** Start **
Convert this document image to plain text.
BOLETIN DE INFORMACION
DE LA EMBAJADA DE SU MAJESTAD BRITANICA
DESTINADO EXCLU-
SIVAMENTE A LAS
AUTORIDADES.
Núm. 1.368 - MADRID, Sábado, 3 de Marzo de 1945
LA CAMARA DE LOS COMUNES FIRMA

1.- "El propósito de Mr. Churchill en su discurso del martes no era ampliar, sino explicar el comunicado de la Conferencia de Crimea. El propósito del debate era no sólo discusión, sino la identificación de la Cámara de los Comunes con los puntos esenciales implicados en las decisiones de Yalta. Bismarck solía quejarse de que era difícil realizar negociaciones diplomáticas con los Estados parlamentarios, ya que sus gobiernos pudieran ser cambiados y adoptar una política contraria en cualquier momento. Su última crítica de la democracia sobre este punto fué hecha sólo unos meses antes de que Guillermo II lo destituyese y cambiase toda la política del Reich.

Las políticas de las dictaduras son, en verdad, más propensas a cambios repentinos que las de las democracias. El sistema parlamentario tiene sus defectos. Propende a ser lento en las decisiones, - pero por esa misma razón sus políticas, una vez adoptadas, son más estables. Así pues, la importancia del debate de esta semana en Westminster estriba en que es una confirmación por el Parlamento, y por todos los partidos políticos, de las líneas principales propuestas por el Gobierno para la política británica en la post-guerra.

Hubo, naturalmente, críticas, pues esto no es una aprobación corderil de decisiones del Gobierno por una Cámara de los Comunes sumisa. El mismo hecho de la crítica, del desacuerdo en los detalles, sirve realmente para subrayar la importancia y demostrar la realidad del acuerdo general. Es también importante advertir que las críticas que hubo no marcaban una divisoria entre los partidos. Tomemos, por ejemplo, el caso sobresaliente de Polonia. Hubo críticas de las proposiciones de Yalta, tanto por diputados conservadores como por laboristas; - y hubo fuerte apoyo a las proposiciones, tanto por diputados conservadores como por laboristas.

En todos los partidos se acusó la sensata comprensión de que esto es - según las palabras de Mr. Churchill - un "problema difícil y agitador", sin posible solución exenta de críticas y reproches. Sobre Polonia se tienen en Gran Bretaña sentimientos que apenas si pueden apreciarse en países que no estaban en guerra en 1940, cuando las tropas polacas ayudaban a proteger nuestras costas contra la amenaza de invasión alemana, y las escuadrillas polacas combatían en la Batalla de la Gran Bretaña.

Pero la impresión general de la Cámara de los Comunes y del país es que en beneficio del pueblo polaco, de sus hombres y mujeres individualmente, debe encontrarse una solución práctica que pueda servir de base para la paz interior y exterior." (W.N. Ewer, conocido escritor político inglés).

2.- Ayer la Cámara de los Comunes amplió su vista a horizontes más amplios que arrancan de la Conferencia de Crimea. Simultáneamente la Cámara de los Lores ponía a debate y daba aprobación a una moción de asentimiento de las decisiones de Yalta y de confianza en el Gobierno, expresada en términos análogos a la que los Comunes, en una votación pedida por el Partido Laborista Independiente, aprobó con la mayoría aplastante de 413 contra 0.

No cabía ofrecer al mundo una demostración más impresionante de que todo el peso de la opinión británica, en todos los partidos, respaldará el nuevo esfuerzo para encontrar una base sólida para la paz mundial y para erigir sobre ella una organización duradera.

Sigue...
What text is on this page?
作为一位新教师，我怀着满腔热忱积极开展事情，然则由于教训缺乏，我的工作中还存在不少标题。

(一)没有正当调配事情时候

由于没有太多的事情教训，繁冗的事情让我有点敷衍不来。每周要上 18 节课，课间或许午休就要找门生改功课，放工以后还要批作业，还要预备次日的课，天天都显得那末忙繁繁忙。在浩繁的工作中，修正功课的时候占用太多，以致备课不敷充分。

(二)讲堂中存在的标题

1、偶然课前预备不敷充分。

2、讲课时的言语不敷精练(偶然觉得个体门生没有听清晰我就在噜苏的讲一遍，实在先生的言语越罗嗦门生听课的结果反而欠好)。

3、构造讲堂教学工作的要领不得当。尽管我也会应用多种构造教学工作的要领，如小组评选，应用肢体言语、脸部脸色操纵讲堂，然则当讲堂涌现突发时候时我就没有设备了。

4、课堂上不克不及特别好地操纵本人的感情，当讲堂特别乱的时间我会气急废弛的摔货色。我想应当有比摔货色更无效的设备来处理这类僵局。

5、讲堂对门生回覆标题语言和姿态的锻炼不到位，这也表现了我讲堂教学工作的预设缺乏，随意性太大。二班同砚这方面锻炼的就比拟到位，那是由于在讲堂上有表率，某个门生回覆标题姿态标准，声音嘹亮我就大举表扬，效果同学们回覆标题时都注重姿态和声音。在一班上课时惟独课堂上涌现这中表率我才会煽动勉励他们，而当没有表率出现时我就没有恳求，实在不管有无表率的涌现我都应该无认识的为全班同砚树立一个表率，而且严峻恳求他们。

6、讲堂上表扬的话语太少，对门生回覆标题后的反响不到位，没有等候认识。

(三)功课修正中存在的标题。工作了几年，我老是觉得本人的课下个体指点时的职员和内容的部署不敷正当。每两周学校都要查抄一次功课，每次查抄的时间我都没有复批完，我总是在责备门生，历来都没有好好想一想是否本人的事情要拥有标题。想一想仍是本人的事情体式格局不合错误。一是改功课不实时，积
** End **
→ Directions for this task:
Lines containing "guerra" are to be counted. State the total and add nothing.

→ Task result:
2